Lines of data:
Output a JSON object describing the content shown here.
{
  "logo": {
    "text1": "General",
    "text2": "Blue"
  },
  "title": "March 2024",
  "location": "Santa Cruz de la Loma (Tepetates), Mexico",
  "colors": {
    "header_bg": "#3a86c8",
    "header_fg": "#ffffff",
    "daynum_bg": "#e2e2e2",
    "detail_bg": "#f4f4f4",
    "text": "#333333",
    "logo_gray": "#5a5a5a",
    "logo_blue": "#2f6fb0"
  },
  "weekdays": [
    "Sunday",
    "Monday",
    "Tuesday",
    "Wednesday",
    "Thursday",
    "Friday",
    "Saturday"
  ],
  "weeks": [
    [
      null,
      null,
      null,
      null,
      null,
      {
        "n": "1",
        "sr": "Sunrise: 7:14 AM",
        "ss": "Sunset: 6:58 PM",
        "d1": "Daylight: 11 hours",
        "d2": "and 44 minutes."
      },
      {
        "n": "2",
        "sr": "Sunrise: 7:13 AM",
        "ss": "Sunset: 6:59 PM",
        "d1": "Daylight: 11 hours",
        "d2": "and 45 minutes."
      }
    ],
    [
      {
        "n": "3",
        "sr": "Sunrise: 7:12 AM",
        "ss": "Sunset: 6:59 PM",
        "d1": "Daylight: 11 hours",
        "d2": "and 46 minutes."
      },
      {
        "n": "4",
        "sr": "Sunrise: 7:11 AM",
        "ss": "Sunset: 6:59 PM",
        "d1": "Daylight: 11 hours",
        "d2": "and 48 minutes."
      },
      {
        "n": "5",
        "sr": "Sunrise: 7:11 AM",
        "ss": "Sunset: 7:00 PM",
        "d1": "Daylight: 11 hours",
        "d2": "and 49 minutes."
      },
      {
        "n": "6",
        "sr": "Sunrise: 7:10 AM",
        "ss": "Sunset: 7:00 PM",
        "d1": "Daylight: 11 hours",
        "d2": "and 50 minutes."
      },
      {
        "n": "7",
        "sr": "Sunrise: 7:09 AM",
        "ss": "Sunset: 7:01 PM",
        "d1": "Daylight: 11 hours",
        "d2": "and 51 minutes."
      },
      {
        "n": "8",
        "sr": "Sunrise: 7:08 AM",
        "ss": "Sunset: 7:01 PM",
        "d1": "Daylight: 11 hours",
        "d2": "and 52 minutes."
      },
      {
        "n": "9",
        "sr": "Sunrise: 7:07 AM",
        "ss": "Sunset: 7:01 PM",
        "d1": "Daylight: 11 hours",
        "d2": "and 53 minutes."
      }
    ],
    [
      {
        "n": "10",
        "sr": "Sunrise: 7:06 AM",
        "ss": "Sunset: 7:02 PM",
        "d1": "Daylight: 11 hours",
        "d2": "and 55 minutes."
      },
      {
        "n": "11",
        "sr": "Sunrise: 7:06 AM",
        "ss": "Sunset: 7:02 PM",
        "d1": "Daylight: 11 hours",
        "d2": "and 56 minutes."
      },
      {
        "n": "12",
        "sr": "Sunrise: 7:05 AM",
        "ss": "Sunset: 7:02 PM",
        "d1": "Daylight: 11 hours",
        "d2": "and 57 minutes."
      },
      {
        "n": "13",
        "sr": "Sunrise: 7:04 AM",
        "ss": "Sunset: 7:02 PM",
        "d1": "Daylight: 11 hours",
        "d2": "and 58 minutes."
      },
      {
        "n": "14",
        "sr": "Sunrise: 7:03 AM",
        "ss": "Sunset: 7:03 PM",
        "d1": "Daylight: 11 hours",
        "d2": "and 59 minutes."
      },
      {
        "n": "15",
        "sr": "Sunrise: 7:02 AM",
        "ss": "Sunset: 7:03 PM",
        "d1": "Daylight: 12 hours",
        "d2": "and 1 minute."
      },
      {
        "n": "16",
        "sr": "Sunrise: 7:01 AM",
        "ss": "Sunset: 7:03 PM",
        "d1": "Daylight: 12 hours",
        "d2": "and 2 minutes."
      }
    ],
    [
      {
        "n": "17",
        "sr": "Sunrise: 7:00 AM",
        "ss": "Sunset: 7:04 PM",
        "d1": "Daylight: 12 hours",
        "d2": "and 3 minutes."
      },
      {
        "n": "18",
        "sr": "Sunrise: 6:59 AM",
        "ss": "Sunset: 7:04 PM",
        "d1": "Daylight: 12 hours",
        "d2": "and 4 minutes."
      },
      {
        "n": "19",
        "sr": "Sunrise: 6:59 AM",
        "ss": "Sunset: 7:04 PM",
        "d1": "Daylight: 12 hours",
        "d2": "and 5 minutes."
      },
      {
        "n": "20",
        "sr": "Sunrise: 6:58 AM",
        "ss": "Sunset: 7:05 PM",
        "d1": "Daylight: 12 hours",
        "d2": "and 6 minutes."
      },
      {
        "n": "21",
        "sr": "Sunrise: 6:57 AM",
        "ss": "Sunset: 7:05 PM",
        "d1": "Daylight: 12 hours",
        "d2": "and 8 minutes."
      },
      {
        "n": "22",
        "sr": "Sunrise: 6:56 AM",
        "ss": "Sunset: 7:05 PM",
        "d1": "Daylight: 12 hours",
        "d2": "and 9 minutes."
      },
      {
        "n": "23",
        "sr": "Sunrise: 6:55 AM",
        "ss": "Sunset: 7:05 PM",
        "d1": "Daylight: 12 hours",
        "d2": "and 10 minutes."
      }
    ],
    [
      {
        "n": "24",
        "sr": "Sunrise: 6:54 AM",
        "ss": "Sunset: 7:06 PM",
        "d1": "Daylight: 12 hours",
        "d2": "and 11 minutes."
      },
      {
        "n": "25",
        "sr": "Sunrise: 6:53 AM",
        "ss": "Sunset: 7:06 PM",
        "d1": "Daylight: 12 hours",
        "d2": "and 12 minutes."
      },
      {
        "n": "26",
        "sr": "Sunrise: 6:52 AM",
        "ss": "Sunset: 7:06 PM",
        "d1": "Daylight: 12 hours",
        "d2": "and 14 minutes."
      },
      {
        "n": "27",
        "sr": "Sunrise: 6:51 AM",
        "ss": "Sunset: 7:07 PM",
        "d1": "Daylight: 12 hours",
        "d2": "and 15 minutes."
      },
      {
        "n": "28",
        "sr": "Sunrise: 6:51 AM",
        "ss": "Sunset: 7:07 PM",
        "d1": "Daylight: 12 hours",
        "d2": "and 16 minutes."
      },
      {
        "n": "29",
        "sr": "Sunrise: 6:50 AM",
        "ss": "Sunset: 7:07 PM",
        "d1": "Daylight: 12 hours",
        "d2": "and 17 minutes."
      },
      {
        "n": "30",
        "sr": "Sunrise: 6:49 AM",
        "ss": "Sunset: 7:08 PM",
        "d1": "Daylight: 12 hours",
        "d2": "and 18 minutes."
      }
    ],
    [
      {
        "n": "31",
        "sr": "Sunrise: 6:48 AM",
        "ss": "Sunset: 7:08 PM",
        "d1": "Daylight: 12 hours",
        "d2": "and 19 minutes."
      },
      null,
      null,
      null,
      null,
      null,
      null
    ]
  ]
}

### [WHAT TO DO]
Without changing a word, restate the whole listing.

### [SOLUTION]
Output a JSON object describing the content shown here.
{
  "logo": {
    "text1": "General",
    "text2": "Blue"
  },
  "title": "March 2024",
  "location": "Santa Cruz de la Loma (Tepetates), Mexico",
  "colors": {
    "header_bg": "#3a86c8",
    "header_fg": "#ffffff",
    "daynum_bg": "#e2e2e2",
    "detail_bg": "#f4f4f4",
    "text": "#333333",
    "logo_gray": "#5a5a5a",
    "logo_blue": "#2f6fb0"
  },
  "weekdays": [
    "Sunday",
    "Monday",
    "Tuesday",
    "Wednesday",
    "Thursday",
    "Friday",
    "Saturday"
  ],
  "weeks": [
    [
      null,
      null,
      null,
      null,
      null,
      {
        "n": "1",
        "sr": "Sunrise: 7:14 AM",
        "ss": "Sunset: 6:58 PM",
        "d1": "Daylight: 11 hours",
        "d2": "and 44 minutes."
      },
      {
        "n": "2",
        "sr": "Sunrise: 7:13 AM",
        "ss": "Sunset: 6:59 PM",
        "d1": "Daylight: 11 hours",
        "d2": "and 45 minutes."
      }
    ],
    [
      {
        "n": "3",
        "sr": "Sunrise: 7:12 AM",
        "ss": "Sunset: 6:59 PM",
        "d1": "Daylight: 11 hours",
        "d2": "and 46 minutes."
      },
      {
        "n": "4",
        "sr": "Sunrise: 7:11 AM",
        "ss": "Sunset: 6:59 PM",
        "d1": "Daylight: 11 hours",
        "d2": "and 48 minutes."
      },
      {
        "n": "5",
        "sr": "Sunrise: 7:11 AM",
        "ss": "Sunset: 7:00 PM",
        "d1": "Daylight: 11 hours",
        "d2": "and 49 minutes."
      },
      {
        "n": "6",
        "sr": "Sunrise: 7:10 AM",
        "ss": "Sunset: 7:00 PM",
        "d1": "Daylight: 11 hours",
        "d2": "and 50 minutes."
      },
      {
        "n": "7",
        "sr": "Sunrise: 7:09 AM",
        "ss": "Sunset: 7:01 PM",
        "d1": "Daylight: 11 hours",
        "d2": "and 51 minutes."
      },
      {
        "n": "8",
        "sr": "Sunrise: 7:08 AM",
        "ss": "Sunset: 7:01 PM",
        "d1": "Daylight: 11 hours",
        "d2": "and 52 minutes."
      },
      {
        "n": "9",
        "sr": "Sunrise: 7:07 AM",
        "ss": "Sunset: 7:01 PM",
        "d1": "Daylight: 11 hours",
        "d2": "and 53 minutes."
      }
    ],
    [
      {
        "n": "10",
        "sr": "Sunrise: 7:06 AM",
        "ss": "Sunset: 7:02 PM",
        "d1": "Daylight: 11 hours",
        "d2": "and 55 minutes."
      },
      {
        "n": "11",
        "sr": "Sunrise: 7:06 AM",
        "ss": "Sunset: 7:02 PM",
        "d1": "Daylight: 11 hours",
        "d2": "and 56 minutes."
      },
      {
        "n": "12",
        "sr": "Sunrise: 7:05 AM",
        "ss": "Sunset: 7:02 PM",
        "d1": "Daylight: 11 hours",
        "d2": "and 57 minutes."
      },
      {
        "n": "13",
        "sr": "Sunrise: 7:04 AM",
        "ss": "Sunset: 7:02 PM",
        "d1": "Daylight: 11 hours",
        "d2": "and 58 minutes."
      },
      {
        "n": "14",
        "sr": "Sunrise: 7:03 AM",
        "ss": "Sunset: 7:03 PM",
        "d1": "Daylight: 11 hours",
        "d2": "and 59 minutes."
      },
      {
        "n": "15",
        "sr": "Sunrise: 7:02 AM",
        "ss": "Sunset: 7:03 PM",
        "d1": "Daylight: 12 hours",
        "d2": "and 1 minute."
      },
      {
        "n": "16",
        "sr": "Sunrise: 7:01 AM",
        "ss": "Sunset: 7:03 PM",
        "d1": "Daylight: 12 hours",
        "d2": "and 2 minutes."
      }
    ],
    [
      {
        "n": "17",
        "sr": "Sunrise: 7:00 AM",
        "ss": "Sunset: 7:04 PM",
        "d1": "Daylight: 12 hours",
        "d2": "and 3 minutes."
      },
      {
        "n": "18",
        "sr": "Sunrise: 6:59 AM",
        "ss": "Sunset: 7:04 PM",
        "d1": "Daylight: 12 hours",
        "d2": "and 4 minutes."
      },
      {
        "n": "19",
        "sr": "Sunrise: 6:59 AM",
        "ss": "Sunset: 7:04 PM",
        "d1": "Daylight: 12 hours",
        "d2": "and 5 minutes."
      },
      {
        "n": "20",
        "sr": "Sunrise: 6:58 AM",
        "ss": "Sunset: 7:05 PM",
        "d1": "Daylight: 12 hours",
        "d2": "and 6 minutes."
      },
      {
        "n": "21",
        "sr": "Sunrise: 6:57 AM",
        "ss": "Sunset: 7:05 PM",
        "d1": "Daylight: 12 hours",
        "d2": "and 8 minutes."
      },
      {
        "n": "22",
        "sr": "Sunrise: 6:56 AM",
        "ss": "Sunset: 7:05 PM",
        "d1": "Daylight: 12 hours",
        "d2": "and 9 minutes."
      },
      {
        "n": "23",
        "sr": "Sunrise: 6:55 AM",
        "ss": "Sunset: 7:05 PM",
        "d1": "Daylight: 12 hours",
        "d2": "and 10 minutes."
      }
    ],
    [
      {
        "n": "24",
        "sr": "Sunrise: 6:54 AM",
        "ss": "Sunset: 7:06 PM",
        "d1": "Daylight: 12 hours",
        "d2": "and 11 minutes."
      },
      {
        "n": "25",
        "sr": "Sunrise: 6:53 AM",
        "ss": "Sunset: 7:06 PM",
        "d1": "Daylight: 12 hours",
        "d2": "and 12 minutes."
      },
      {
        "n": "26",
        "sr": "Sunrise: 6:52 AM",
        "ss": "Sunset: 7:06 PM",
        "d1": "Daylight: 12 hours",
        "d2": "and 14 minutes."
      },
      {
        "n": "27",
        "sr": "Sunrise: 6:51 AM",
        "ss": "Sunset: 7:07 PM",
        "d1": "Daylight: 12 hours",
        "d2": "and 15 minutes."
      },
      {
        "n": "28",
        "sr": "Sunrise: 6:51 AM",
        "ss": "Sunset: 7:07 PM",
        "d1": "Daylight: 12 hours",
        "d2": "and 16 minutes."
      },
      {
        "n": "29",
        "sr": "Sunrise: 6:50 AM",
        "ss": "Sunset: 7:07 PM",
        "d1": "Daylight: 12 hours",
        "d2": "and 17 minutes."
      },
      {
        "n": "30",
        "sr": "Sunrise: 6:49 AM",
        "ss": "Sunset: 7:08 PM",
        "d1": "Daylight: 12 hours",
        "d2": "and 18 minutes."
      }
    ],
    [
      {
        "n": "31",
        "sr": "Sunrise: 6:48 AM",
        "ss": "Sunset: 7:08 PM",
        "d1": "Daylight: 12 hours",
        "d2": "and 19 minutes."
      },
      null,
      null,
      null,
      null,
      null,
      null
    ]
  ]
}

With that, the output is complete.